- [What is required]
Exactly repeat the full listing that follows.

- [Data excerpts]
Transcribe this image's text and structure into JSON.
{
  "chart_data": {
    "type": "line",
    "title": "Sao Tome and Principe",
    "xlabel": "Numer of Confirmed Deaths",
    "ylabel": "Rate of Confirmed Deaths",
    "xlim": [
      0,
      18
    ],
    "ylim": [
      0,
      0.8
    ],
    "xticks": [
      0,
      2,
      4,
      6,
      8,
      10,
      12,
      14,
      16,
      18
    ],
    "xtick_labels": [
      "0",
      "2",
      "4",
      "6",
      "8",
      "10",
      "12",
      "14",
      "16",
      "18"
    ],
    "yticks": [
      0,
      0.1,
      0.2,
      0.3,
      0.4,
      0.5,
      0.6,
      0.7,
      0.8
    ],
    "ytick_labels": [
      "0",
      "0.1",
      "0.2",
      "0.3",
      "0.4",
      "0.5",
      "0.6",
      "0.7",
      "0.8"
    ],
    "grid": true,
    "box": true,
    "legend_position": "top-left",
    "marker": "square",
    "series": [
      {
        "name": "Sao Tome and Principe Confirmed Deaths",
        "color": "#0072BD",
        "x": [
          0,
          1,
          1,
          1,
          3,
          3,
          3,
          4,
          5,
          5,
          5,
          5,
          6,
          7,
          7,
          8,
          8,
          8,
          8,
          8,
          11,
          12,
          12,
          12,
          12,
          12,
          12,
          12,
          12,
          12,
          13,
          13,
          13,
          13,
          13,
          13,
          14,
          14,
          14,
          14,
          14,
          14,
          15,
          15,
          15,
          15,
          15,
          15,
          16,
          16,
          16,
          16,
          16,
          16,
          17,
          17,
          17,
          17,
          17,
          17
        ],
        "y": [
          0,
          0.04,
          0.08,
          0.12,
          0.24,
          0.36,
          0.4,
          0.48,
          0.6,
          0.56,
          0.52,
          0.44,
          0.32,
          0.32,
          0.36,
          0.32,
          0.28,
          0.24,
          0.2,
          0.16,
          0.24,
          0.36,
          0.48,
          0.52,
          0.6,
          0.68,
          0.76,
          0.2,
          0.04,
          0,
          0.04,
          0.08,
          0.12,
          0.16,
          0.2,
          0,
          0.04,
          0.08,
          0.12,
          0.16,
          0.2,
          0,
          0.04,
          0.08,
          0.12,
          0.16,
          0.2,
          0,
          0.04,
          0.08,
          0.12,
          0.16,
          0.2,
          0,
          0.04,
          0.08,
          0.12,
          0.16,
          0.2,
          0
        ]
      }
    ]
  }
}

- [The solution]
Transcribe this image's text and structure into JSON.
{
  "chart_data": {
    "type": "line",
    "title": "Sao Tome and Principe",
    "xlabel": "Numer of Confirmed Deaths",
    "ylabel": "Rate of Confirmed Deaths",
    "xlim": [
      0,
      18
    ],
    "ylim": [
      0,
      0.8
    ],
    "xticks": [
      0,
      2,
      4,
      6,
      8,
      10,
      12,
      14,
      16,
      18
    ],
    "xtick_labels": [
      "0",
      "2",
      "4",
      "6",
      "8",
      "10",
      "12",
      "14",
      "16",
      "18"
    ],
    "yticks": [
      0,
      0.1,
      0.2,
      0.3,
      0.4,
      0.5,
      0.6,
      0.7,
      0.8
    ],
    "ytick_labels": [
      "0",
      "0.1",
      "0.2",
      "0.3",
      "0.4",
      "0.5",
      "0.6",
      "0.7",
      "0.8"
    ],
    "grid": true,
    "box": true,
    "legend_position": "top-left",
    "marker": "square",
    "series": [
      {
        "name": "Sao Tome and Principe Confirmed Deaths",
        "color": "#0072BD",
        "x": [
          0,
          1,
          1,
          1,
          3,
          3,
          3,
          4,
          5,
          5,
          5,
          5,
          6,
          7,
          7,
          8,
          8,
          8,
          8,
          8,
          11,
          12,
          12,
          12,
          12,
          12,
          12,
          12,
          12,
          12,
          13,
          13,
          13,
          13,
          13,
          13,
          14,
          14,
          14,
          14,
          14,
          14,
          15,
          15,
          15,
          15,
          15,
          15,
          16,
          16,
          16,
          16,
          16,
          16,
          17,
          17,
          17,
          17,
          17,
          17
        ],
        "y": [
          0,
          0.04,
          0.08,
          0.12,
          0.24,
          0.36,
          0.4,
          0.48,
          0.6,
          0.56,
          0.52,
          0.44,
          0.32,
          0.32,
          0.36,
          0.32,
          0.28,
          0.24,
          0.2,
          0.16,
          0.24,
          0.36,
          0.48,
          0.52,
          0.6,
          0.68,
          0.76,
          0.2,
          0.04,
          0,
          0.04,
          0.08,
          0.12,
          0.16,
          0.2,
          0,
          0.04,
          0.08,
          0.12,
          0.16,
          0.2,
          0,
          0.04,
          0.08,
          0.12,
          0.16,
          0.2,
          0,
          0.04,
          0.08,
          0.12,
          0.16,
          0.2,
          0,
          0.04,
          0.08,
          0.12,
          0.16,
          0.2,
          0
        ]
      }
    ]
  }
}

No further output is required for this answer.